Assistant Professor of Political Science:
Rebecca Weitz-Shapiro's research interests include comparative political institutions, political behavior, and the political economy of development, with a particular focus on Latin America.
She is currently completing a book manuscript on clientelism and social policy in Argentine municipalities. Separate projects examine citizen attitudes towards corruption in Brazil and the role of brokers in getting votes in Argentina.
Rebecca Weitz-Shapiro is the Stanley J. Bernstein Assistant Professor of Political Science at Brown University. She received her Ph.D. with distinction from Columbia University in May, 2008. Her research is focused on understanding the conditions under which democratic competition coexists with practices that undermine the quality of political representation and government accountability, with an empirical focus on Latin America. She is currently completing a book on clientelism and social policy in Argentine municipalities. She is also working on collaborative projects that examine citizen attitudes towards corruption in Brazil and the role of brokers in vote-buying in Argentina, respectively. She has published or forthcoming articles in the American Journal of Political Science, Journal of Politics, Comparative Political Studies, Journal of Comparative Politics, the Latin American Research Review, and Latin American Politics and Society.

# # # #

Requirements »
1. From the profile of Rebecca Weitz-Shapiro, list every journal named as carrying her published or forthcoming articles.
2. Rewrite the part of the profile of Rebecca Weitz-Shapiro between "She is currently completing a book manuscript" and "votes in Argentina.", inclusive, with "clientelism" swapped for "patronage".
3. Summarize the profile of Rebecca Weitz-Shapiro in two sentences.

Material provided »

# # # #

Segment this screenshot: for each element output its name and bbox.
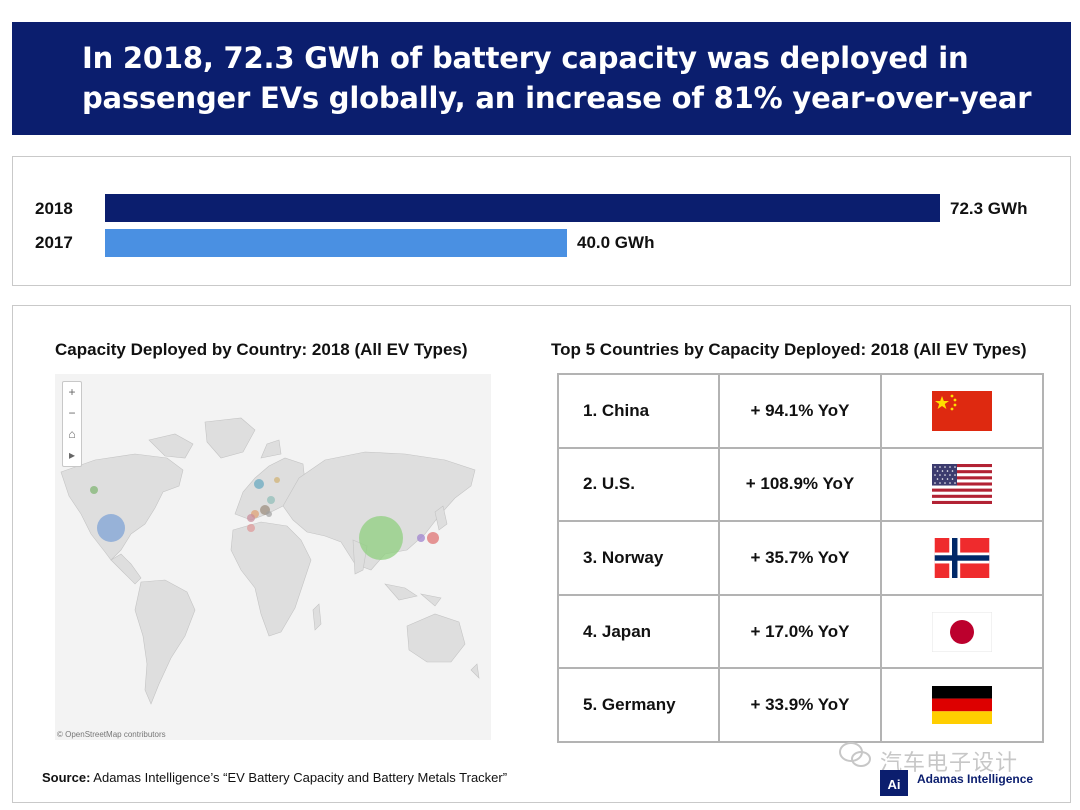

# # # #

The replies »
1.
American Journal of Political Science
Journal of Politics
Comparative Political Studies
Journal of Comparative Politics
Latin American Research Review
Latin American Politics and Society

2.
She is currently completing a book manuscript on patronage and social policy in Argentine municipalities. Separate projects examine citizen attitudes towards corruption in Brazil and the role of brokers in getting votes in Argentina.

3. Rebecca Weitz-Shapiro, the Stanley J. Bernstein Assistant Professor of Political Science at Brown University, received her Ph.D. with distinction from Columbia University and studies when democratic competition coexists with practices that undermine representation and accountability in Latin America. She is completing a book on clientelism and social policy in Argentine municipalities, works on projects about attitudes toward corruption in Brazil and brokers in Argentine vote-buying, and has articles in several political science journals.